[Part of a data file]
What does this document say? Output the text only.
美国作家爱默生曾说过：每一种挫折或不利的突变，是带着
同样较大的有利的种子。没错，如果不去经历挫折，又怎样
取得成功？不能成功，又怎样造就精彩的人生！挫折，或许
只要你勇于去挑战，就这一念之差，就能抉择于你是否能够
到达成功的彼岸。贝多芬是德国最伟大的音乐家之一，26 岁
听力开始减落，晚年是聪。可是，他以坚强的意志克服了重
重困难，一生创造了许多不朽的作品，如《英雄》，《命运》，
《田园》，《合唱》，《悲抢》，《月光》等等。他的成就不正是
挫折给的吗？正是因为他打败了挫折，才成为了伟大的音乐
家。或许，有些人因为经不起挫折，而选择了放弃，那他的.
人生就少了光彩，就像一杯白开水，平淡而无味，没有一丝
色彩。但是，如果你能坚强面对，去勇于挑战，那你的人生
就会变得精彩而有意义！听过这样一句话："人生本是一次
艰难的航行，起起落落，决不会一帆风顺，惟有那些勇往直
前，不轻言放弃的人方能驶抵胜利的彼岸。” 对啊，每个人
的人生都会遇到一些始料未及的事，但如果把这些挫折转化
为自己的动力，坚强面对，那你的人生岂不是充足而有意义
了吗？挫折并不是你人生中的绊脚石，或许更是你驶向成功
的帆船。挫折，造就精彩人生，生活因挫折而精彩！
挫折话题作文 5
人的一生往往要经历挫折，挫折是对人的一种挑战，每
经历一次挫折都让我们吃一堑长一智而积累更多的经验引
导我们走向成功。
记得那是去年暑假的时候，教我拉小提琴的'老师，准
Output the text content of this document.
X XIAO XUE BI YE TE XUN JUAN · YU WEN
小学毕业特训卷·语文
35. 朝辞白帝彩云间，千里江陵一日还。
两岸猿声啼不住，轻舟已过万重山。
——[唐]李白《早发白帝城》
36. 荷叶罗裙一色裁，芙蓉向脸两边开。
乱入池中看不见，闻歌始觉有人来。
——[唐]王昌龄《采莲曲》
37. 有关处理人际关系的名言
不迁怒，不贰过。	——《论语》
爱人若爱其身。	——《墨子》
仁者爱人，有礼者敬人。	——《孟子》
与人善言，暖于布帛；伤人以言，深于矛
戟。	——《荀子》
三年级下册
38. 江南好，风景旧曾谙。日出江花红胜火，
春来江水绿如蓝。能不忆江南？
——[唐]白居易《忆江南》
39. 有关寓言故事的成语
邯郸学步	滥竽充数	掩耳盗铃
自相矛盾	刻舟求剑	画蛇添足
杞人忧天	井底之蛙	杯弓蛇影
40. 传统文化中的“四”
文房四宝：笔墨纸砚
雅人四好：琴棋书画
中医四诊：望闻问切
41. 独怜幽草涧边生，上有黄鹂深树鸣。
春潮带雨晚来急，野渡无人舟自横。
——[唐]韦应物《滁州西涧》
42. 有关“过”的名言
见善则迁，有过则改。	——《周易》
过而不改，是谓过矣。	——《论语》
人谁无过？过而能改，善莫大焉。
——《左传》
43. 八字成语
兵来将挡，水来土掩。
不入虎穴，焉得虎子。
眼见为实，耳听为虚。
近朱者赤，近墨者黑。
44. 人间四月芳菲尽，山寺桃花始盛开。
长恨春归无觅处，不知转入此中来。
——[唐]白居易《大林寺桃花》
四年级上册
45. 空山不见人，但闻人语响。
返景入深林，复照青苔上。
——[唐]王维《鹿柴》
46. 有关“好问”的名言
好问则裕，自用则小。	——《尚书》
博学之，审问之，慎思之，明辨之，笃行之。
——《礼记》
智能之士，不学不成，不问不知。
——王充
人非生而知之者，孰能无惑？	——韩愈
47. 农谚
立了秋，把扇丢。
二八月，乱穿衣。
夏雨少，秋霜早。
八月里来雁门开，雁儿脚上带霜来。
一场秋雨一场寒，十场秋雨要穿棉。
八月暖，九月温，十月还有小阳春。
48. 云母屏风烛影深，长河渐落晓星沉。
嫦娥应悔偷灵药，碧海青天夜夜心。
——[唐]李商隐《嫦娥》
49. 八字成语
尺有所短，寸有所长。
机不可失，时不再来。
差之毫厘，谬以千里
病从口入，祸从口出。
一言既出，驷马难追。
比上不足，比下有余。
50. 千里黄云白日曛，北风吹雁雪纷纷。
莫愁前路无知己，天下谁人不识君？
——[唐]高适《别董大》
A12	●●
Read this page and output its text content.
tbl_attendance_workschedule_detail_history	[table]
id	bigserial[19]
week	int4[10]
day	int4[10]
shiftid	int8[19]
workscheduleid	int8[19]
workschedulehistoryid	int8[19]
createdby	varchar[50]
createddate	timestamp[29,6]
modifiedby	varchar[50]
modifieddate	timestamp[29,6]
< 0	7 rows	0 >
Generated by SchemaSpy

• WHAT IS BEING ASKED: From the records given above, copy all lines containing "this".

• RIGHT ANSWER:
What does this document say? Output the text only.
Output the text content of this document.
Read this page and output its text content.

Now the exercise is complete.